Exercise description: Find the word "Submission" in the records below. List each line containing it.

-*-*-

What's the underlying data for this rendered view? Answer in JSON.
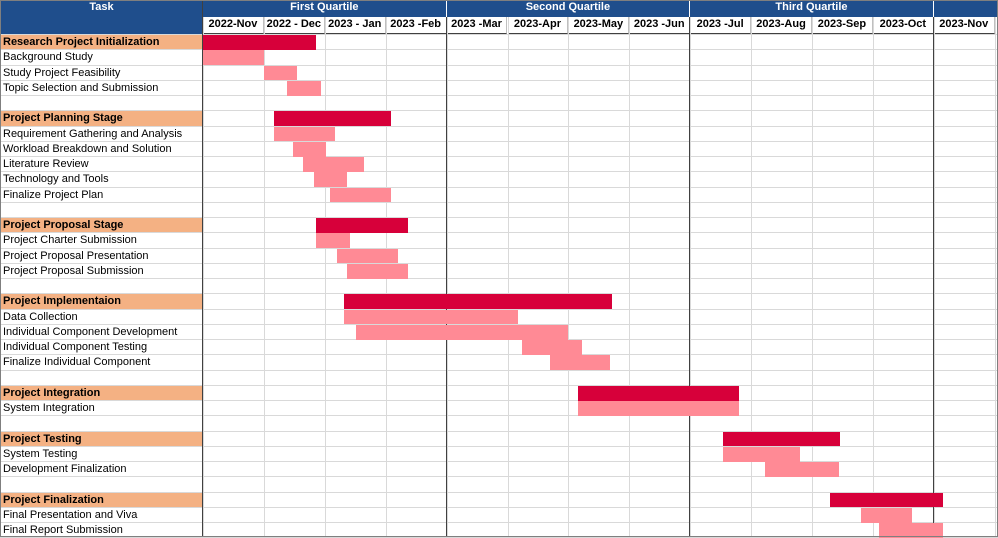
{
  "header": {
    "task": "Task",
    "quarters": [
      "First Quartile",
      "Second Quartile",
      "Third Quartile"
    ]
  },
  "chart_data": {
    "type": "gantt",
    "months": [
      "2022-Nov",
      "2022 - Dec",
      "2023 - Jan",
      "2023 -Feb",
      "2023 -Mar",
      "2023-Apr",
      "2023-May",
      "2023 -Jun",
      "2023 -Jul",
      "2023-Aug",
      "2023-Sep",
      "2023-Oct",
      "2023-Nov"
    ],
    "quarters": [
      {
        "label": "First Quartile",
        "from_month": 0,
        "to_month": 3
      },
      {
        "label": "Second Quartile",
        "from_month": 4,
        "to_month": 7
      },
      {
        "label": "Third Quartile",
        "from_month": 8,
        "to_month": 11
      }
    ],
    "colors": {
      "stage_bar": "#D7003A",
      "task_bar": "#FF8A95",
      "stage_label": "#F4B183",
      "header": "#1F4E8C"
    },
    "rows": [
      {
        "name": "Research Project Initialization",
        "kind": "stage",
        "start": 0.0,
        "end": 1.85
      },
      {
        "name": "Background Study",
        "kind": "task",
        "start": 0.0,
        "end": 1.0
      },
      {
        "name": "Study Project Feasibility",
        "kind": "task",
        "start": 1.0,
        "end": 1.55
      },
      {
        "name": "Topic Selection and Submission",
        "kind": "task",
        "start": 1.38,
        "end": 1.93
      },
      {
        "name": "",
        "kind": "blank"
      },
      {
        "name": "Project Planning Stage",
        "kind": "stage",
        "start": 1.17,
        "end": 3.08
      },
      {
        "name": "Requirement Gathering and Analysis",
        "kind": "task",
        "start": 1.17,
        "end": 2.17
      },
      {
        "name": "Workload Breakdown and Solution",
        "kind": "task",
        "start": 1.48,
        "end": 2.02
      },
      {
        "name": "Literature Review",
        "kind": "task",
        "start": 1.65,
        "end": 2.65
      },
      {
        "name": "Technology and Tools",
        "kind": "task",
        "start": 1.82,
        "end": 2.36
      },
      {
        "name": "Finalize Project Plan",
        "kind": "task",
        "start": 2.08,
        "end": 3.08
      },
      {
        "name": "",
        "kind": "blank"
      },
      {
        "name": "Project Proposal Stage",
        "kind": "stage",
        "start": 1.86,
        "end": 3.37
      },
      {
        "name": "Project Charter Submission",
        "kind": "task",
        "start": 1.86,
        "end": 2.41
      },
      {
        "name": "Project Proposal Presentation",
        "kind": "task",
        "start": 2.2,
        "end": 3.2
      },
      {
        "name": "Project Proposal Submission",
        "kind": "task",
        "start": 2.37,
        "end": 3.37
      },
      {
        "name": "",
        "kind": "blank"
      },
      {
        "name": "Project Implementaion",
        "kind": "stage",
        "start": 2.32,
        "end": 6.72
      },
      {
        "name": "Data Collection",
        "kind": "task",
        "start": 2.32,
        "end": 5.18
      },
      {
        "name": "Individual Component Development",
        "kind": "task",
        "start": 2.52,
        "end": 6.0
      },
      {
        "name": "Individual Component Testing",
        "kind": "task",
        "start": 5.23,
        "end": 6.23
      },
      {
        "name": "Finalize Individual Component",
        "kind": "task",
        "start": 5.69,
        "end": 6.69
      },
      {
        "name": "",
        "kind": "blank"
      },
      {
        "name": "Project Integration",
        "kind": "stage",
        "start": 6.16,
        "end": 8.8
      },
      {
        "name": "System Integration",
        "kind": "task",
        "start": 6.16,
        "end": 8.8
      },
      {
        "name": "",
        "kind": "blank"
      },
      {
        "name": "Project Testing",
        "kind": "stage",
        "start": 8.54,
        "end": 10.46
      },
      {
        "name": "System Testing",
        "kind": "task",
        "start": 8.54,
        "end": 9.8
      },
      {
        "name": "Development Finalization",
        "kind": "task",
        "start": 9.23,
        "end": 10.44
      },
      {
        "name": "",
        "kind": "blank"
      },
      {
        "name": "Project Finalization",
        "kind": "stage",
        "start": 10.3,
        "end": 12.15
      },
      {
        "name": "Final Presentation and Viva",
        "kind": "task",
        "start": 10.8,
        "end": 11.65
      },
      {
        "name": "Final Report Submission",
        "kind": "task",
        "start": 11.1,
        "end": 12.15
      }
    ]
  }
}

-*-*-

Output below:
        "name": "Topic Selection and Submission",
        "name": "Project Charter Submission",
        "name": "Project Proposal Submission",
        "name": "Final Report Submission",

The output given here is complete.